Everything from the line that contains "Give me the" through the last line of the listing must be copied exactly, with both of those lines included and no others.

MATERIAL PROVIDED:
━━━━━━━━

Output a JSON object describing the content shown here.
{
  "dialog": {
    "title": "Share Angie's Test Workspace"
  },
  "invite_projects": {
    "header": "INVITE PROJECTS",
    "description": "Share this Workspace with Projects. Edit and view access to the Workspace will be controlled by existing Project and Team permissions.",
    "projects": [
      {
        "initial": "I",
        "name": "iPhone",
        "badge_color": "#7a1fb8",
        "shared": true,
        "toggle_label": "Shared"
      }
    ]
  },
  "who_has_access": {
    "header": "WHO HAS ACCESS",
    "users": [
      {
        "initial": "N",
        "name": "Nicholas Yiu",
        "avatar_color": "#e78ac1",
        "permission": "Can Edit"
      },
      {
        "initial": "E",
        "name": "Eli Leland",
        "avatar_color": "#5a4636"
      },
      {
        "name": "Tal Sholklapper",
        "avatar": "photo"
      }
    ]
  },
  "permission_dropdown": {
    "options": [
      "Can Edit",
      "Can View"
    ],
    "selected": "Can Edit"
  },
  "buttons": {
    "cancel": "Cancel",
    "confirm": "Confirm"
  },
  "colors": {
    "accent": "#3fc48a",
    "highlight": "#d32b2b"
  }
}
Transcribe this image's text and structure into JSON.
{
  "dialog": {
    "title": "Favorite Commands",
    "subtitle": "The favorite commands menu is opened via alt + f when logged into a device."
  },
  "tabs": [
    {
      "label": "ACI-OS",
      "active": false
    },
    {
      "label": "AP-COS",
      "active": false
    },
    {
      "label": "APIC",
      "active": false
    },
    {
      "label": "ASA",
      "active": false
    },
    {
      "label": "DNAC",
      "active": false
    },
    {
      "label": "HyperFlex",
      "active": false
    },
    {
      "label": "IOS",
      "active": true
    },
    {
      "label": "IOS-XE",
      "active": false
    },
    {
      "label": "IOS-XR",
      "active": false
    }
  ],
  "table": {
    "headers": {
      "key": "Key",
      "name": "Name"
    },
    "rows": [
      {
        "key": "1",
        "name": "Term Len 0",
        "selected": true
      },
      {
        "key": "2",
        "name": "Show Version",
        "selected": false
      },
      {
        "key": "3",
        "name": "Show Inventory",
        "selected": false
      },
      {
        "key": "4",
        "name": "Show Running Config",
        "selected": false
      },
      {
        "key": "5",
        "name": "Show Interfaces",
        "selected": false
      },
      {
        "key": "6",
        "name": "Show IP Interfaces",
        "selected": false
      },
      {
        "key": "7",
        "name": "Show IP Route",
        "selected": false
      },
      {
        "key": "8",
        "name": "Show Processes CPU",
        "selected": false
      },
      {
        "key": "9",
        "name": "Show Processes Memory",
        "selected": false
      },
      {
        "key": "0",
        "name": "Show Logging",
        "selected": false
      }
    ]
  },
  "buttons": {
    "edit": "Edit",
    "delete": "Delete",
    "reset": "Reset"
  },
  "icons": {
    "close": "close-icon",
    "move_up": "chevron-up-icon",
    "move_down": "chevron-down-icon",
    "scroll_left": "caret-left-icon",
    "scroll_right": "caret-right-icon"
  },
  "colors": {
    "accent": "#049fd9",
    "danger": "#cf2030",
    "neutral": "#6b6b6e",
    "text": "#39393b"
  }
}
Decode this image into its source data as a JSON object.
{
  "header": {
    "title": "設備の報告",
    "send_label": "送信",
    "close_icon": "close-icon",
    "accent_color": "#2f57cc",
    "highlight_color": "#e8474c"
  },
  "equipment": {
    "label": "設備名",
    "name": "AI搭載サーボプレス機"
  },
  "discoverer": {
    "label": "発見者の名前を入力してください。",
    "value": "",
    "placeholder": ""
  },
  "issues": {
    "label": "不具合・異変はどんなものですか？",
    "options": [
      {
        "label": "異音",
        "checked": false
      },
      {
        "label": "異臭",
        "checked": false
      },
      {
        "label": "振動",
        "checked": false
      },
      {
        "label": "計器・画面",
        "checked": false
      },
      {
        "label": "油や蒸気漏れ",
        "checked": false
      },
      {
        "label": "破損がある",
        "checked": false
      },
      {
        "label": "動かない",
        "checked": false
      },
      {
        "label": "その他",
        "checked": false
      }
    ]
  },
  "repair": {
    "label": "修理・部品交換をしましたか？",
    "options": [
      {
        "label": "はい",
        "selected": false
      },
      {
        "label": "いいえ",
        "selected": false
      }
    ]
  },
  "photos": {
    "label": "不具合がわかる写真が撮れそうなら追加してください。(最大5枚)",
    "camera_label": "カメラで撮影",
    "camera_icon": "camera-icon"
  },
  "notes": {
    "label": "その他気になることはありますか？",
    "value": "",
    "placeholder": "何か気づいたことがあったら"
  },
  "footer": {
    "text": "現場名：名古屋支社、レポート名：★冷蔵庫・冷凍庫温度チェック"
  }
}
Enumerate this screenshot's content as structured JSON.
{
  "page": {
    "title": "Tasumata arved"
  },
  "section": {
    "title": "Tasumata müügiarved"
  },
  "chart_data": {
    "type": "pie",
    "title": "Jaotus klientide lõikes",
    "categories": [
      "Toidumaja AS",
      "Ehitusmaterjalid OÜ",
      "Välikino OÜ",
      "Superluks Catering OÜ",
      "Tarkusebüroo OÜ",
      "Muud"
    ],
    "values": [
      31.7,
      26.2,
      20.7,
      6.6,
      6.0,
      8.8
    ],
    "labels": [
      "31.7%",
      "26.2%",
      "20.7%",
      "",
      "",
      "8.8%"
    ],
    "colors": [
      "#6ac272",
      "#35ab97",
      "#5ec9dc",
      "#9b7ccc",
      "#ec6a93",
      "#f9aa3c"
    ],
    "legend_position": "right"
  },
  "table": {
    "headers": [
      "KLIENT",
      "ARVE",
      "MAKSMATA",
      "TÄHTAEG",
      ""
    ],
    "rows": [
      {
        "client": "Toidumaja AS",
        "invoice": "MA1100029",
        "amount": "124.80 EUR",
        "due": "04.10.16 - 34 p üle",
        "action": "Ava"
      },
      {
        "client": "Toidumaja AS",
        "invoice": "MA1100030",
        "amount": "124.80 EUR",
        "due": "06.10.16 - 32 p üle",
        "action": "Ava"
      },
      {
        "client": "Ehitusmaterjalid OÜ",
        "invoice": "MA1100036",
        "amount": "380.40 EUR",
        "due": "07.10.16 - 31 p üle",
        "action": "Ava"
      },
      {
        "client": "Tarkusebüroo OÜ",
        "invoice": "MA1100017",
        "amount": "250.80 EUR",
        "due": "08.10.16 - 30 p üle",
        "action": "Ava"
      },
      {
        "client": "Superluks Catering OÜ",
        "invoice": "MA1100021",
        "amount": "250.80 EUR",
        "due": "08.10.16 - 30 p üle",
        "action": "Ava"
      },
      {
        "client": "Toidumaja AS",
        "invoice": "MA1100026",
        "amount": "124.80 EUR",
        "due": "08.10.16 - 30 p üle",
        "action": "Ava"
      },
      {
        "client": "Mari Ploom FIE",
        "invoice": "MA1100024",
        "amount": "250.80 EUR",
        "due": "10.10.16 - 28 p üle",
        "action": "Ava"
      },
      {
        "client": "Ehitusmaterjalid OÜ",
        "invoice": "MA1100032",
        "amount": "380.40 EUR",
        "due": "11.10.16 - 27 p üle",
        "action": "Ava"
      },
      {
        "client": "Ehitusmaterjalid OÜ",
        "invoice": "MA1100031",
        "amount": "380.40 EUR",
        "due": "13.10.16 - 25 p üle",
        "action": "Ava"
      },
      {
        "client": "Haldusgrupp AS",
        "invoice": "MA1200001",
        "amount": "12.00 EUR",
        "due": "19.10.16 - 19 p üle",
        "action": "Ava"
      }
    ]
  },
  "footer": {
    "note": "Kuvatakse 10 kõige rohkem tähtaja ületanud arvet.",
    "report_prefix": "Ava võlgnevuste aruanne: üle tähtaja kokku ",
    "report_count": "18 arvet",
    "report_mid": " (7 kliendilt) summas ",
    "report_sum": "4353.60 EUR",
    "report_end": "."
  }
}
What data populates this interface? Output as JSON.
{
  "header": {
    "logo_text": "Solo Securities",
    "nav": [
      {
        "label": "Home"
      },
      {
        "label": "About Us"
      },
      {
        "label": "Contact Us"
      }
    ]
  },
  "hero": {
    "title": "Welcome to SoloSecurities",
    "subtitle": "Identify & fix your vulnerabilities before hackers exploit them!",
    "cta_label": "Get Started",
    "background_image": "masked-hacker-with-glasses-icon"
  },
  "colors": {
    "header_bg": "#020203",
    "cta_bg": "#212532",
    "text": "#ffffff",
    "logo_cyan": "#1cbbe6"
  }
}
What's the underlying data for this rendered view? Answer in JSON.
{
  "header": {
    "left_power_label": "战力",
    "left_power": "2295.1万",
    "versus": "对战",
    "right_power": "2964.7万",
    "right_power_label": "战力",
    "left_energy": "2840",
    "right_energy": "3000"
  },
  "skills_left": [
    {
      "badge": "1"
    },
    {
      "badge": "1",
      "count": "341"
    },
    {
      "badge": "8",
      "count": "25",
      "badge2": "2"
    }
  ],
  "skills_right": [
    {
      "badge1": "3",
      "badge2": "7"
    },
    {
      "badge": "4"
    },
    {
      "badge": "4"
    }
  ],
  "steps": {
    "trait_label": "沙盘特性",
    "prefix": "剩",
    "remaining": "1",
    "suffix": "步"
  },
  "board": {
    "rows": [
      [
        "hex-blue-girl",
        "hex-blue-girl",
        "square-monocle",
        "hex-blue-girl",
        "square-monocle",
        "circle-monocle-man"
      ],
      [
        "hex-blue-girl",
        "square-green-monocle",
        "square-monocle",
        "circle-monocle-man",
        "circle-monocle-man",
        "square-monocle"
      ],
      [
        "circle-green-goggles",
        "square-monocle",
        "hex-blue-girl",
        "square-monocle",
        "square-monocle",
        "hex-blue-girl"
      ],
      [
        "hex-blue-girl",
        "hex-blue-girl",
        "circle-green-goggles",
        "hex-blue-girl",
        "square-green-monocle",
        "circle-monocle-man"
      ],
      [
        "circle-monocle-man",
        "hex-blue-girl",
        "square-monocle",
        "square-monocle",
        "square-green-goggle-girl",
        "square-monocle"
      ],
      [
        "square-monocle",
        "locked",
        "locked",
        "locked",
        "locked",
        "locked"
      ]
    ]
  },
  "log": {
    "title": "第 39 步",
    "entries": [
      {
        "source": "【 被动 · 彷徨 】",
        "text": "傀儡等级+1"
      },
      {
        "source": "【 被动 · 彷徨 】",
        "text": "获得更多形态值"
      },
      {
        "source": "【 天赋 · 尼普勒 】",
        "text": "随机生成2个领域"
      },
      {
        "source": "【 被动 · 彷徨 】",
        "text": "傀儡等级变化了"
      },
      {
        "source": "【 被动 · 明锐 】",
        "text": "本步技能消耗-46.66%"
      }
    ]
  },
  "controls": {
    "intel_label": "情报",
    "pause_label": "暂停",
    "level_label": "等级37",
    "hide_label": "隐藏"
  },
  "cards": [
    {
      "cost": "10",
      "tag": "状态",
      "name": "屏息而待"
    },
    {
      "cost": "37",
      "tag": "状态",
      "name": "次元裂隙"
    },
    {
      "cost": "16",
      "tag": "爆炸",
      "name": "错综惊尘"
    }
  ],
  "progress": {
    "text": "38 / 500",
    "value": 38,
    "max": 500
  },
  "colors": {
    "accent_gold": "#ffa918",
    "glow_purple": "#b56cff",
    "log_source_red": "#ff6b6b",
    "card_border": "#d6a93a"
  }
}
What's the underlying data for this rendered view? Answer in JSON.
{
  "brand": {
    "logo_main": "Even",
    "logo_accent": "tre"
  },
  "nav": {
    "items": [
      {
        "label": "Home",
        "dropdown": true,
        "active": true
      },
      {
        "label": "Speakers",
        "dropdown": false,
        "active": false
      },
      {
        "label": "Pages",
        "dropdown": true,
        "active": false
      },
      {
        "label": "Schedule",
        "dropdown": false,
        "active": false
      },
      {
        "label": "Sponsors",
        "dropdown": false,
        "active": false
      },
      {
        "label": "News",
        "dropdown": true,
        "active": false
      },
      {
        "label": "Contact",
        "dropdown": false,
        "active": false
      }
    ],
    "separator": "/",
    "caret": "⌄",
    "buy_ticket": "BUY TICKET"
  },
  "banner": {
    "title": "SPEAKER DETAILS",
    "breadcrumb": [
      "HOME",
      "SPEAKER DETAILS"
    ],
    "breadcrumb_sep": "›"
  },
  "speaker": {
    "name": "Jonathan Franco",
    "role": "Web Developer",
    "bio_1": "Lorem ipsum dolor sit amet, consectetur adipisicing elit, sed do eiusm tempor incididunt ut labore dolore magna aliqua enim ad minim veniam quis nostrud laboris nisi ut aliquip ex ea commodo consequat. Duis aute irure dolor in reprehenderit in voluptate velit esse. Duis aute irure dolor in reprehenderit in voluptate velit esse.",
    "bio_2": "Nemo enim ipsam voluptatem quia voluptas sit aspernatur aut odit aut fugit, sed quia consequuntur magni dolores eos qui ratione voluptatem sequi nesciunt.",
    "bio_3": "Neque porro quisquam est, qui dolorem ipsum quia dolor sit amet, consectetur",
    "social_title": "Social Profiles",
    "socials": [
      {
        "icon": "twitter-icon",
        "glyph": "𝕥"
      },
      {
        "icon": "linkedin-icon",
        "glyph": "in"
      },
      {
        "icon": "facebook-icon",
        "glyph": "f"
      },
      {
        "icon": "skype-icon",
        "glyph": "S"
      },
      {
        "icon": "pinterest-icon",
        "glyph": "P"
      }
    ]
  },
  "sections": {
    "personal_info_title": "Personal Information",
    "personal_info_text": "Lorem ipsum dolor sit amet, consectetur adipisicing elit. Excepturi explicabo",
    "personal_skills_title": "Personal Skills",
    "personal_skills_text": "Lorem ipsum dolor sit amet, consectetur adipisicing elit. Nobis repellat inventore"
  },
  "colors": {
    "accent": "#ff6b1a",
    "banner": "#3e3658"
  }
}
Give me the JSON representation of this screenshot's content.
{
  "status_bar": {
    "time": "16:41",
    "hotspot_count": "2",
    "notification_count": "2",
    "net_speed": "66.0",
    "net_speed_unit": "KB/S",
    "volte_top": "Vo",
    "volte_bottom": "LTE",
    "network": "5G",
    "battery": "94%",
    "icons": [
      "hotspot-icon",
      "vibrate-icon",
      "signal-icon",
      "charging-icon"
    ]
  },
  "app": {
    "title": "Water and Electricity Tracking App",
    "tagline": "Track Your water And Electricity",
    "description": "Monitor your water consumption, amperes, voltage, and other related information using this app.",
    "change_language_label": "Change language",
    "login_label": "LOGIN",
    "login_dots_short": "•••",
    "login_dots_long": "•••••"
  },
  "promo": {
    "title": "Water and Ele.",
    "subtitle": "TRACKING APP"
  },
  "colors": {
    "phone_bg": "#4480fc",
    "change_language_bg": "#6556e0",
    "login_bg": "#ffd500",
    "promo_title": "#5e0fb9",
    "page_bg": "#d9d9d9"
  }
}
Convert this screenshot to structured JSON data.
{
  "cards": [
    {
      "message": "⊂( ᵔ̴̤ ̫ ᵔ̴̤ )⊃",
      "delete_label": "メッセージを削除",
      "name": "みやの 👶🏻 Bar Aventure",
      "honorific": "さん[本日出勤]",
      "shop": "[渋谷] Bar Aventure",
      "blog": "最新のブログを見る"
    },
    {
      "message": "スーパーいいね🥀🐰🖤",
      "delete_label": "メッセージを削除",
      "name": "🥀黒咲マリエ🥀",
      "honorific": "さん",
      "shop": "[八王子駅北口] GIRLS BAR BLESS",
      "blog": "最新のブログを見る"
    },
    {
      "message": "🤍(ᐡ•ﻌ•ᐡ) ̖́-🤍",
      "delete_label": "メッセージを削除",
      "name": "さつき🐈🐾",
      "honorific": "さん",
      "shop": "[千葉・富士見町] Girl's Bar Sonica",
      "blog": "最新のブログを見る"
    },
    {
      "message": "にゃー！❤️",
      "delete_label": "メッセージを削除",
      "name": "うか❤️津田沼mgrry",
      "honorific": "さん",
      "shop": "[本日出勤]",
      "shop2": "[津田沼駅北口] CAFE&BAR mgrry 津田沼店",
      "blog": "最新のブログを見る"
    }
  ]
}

━━━━━━━━

THE RESULT:
Give me the JSON representation of this screenshot's content.
{
  "status_bar": {
    "time": "16:41",
    "hotspot_count": "2",
    "notification_count": "2",
    "net_speed": "66.0",
    "net_speed_unit": "KB/S",
    "volte_top": "Vo",
    "volte_bottom": "LTE",
    "network": "5G",
    "battery": "94%",
    "icons": [
      "hotspot-icon",
      "vibrate-icon",
      "signal-icon",
      "charging-icon"
    ]
  },
  "app": {
    "title": "Water and Electricity Tracking App",
    "tagline": "Track Your water And Electricity",
    "description": "Monitor your water consumption, amperes, voltage, and other related information using this app.",
    "change_language_label": "Change language",
    "login_label": "LOGIN",
    "login_dots_short": "•••",
    "login_dots_long": "•••••"
  },
  "promo": {
    "title": "Water and Ele.",
    "subtitle": "TRACKING APP"
  },
  "colors": {
    "phone_bg": "#4480fc",
    "change_language_bg": "#6556e0",
    "login_bg": "#ffd500",
    "promo_title": "#5e0fb9",
    "page_bg": "#d9d9d9"
  }
}
Convert this screenshot to structured JSON data.
{
  "cards": [
    {
      "message": "⊂( ᵔ̴̤ ̫ ᵔ̴̤ )⊃",
      "delete_label": "メッセージを削除",
      "name": "みやの 👶🏻 Bar Aventure",
      "honorific": "さん[本日出勤]",
      "shop": "[渋谷] Bar Aventure",
      "blog": "最新のブログを見る"
    },
    {
      "message": "スーパーいいね🥀🐰🖤",
      "delete_label": "メッセージを削除",
      "name": "🥀黒咲マリエ🥀",
      "honorific": "さん",
      "shop": "[八王子駅北口] GIRLS BAR BLESS",
      "blog": "最新のブログを見る"
    },
    {
      "message": "🤍(ᐡ•ﻌ•ᐡ) ̖́-🤍",
      "delete_label": "メッセージを削除",
      "name": "さつき🐈🐾",
      "honorific": "さん",
      "shop": "[千葉・富士見町] Girl's Bar Sonica",
      "blog": "最新のブログを見る"
    },
    {
      "message": "にゃー！❤️",
      "delete_label": "メッセージを削除",
      "name": "うか❤️津田沼mgrry",
      "honorific": "さん",
      "shop": "[本日出勤]",
      "shop2": "[津田沼駅北口] CAFE&BAR mgrry 津田沼店",
      "blog": "最新のブログを見る"
    }
  ]
}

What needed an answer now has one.